The problem - Provide nothing beyond the count of lines that include the string "TWENTYWELL".

Input rows -
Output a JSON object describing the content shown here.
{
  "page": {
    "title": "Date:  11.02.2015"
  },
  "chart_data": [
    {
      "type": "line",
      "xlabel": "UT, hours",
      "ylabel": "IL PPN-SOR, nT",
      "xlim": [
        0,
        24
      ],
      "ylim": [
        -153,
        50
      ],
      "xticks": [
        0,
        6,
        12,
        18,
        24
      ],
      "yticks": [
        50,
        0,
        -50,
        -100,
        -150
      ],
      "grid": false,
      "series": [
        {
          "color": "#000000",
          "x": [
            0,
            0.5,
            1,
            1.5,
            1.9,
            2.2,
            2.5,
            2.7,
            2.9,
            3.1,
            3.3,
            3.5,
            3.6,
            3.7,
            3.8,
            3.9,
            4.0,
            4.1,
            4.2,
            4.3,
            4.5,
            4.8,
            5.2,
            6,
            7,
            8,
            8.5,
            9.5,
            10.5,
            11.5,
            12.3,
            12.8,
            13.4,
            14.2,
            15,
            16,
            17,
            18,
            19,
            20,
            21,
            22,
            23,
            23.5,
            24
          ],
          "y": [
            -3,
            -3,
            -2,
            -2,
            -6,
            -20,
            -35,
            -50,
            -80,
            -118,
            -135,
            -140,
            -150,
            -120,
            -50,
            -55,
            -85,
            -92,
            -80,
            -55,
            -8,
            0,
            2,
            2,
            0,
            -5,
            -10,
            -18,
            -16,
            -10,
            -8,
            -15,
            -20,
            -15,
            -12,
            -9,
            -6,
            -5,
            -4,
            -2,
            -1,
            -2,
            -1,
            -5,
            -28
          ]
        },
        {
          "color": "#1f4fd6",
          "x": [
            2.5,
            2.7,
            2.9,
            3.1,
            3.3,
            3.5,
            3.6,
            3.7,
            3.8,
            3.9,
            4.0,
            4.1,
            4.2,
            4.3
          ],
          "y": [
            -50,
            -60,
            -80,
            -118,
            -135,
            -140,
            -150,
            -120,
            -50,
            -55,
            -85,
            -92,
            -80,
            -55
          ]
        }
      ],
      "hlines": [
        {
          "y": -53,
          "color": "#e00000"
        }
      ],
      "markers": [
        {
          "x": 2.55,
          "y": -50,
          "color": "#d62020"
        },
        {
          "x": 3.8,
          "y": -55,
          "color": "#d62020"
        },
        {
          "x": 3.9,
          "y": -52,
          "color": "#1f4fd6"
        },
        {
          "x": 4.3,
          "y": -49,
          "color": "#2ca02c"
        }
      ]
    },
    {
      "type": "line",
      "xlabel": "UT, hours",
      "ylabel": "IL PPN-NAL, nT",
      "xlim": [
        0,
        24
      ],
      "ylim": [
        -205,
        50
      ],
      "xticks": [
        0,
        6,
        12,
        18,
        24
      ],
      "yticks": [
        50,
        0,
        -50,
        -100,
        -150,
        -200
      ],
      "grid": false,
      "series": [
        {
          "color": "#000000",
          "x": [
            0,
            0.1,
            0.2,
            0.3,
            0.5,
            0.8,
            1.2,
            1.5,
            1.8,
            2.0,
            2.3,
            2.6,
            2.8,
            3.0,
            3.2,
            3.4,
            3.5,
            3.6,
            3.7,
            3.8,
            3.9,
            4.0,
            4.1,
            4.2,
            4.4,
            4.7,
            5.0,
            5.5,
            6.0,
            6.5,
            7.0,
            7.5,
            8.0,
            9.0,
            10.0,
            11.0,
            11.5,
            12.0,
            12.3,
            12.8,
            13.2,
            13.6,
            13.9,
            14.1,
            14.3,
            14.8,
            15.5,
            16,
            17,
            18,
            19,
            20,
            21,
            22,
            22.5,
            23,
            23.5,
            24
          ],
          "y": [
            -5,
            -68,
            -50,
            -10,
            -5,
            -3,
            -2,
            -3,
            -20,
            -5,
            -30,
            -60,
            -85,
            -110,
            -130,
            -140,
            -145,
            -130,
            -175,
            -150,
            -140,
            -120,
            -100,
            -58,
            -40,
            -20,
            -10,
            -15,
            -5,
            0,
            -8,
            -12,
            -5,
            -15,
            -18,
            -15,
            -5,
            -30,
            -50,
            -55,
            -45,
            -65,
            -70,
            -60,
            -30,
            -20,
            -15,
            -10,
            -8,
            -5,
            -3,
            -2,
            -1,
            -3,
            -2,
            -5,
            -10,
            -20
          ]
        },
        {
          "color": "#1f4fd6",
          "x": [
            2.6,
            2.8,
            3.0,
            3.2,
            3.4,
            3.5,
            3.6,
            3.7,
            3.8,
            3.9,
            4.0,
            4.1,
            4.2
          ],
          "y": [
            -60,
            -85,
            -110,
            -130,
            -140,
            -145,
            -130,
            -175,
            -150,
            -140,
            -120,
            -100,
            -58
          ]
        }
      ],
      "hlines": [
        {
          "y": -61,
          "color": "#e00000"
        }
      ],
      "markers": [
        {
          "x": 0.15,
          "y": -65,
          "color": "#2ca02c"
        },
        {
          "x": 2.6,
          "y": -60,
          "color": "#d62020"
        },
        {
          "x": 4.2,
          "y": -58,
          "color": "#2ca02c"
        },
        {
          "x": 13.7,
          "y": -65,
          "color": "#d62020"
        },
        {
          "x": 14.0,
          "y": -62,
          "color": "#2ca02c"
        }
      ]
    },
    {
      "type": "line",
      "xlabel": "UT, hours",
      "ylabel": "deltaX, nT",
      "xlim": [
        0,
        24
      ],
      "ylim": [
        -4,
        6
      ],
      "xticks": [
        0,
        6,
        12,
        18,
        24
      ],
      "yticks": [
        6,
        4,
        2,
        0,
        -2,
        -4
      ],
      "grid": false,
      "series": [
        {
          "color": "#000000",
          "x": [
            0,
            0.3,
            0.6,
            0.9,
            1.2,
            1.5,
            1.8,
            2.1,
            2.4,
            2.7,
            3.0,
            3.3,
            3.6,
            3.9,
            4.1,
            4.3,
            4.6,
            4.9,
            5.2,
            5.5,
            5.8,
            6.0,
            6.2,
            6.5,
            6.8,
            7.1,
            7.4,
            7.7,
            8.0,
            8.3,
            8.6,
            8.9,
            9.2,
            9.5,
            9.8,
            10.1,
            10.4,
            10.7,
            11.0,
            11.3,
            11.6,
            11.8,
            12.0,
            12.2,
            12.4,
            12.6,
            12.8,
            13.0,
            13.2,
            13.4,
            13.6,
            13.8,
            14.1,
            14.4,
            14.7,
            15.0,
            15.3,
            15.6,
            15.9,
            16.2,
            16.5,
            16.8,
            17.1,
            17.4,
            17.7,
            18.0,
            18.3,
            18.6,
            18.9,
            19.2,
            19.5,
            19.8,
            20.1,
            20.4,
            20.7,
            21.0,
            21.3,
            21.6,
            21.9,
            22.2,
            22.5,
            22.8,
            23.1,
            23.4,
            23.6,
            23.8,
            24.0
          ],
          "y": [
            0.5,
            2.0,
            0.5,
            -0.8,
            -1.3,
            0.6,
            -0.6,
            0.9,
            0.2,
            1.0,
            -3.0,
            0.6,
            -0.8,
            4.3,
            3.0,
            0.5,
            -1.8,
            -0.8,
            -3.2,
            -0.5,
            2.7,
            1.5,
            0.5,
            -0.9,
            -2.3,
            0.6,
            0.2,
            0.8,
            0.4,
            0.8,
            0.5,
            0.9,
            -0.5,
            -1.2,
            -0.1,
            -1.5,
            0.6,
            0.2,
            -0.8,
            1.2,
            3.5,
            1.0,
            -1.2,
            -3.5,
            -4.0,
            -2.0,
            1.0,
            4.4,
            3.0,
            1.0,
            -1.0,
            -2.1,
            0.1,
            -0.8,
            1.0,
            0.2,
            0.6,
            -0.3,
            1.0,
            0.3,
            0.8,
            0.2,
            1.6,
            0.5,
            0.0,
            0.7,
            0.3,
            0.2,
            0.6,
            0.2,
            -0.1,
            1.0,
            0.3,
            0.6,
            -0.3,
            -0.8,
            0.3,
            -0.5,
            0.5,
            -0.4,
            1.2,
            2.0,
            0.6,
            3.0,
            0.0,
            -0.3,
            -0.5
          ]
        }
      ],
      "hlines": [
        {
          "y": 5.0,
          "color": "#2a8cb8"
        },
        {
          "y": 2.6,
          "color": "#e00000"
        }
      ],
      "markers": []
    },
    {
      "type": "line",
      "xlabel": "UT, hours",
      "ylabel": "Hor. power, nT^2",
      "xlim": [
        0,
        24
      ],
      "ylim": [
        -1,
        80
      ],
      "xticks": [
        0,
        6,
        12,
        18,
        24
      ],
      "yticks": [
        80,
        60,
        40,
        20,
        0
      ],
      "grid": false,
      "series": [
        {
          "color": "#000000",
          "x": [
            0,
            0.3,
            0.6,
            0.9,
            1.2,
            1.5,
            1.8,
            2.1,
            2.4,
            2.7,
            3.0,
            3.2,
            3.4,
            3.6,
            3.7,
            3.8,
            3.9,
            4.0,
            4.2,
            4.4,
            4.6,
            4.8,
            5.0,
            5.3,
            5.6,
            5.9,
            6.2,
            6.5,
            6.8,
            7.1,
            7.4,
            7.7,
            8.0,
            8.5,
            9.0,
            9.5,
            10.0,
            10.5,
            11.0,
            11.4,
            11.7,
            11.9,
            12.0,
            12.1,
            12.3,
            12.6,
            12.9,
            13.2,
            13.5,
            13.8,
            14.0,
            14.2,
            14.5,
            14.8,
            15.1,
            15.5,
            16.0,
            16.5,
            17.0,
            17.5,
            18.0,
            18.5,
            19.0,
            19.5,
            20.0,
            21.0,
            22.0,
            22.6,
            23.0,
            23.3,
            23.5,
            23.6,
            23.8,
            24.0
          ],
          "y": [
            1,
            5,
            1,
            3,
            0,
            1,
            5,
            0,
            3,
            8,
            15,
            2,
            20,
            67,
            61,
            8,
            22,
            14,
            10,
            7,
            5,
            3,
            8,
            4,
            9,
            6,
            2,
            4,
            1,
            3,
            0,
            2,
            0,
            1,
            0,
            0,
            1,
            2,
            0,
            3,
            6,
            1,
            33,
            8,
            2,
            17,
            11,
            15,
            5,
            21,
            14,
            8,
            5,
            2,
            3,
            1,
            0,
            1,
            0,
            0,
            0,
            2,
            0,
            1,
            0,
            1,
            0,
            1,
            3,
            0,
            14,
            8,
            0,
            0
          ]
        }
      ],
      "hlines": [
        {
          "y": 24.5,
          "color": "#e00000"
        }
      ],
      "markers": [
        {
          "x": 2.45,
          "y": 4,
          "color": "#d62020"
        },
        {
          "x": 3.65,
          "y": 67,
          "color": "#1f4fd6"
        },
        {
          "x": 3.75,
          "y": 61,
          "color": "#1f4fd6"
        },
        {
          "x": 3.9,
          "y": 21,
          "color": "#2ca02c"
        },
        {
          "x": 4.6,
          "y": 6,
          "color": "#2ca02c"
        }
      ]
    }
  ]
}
* * *
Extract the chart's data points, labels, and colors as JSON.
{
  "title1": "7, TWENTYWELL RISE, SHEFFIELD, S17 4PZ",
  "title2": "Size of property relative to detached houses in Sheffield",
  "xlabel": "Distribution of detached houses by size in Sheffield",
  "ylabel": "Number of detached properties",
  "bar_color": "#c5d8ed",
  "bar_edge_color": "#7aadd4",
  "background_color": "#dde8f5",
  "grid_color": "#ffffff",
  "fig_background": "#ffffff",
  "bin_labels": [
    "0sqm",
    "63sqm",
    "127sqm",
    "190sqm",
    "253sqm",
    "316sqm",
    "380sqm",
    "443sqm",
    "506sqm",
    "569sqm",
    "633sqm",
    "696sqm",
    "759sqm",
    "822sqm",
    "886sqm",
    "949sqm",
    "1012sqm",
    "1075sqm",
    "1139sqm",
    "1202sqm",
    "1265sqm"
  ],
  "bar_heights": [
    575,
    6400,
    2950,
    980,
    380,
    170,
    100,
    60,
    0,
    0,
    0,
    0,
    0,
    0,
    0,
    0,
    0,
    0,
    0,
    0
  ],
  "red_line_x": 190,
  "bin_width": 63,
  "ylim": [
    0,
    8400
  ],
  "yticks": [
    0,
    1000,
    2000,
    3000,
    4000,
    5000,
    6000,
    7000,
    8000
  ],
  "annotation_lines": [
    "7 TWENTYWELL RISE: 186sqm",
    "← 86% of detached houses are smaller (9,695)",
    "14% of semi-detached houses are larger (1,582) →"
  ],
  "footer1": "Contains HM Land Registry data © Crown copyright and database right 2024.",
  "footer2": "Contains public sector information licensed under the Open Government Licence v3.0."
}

Written response - 2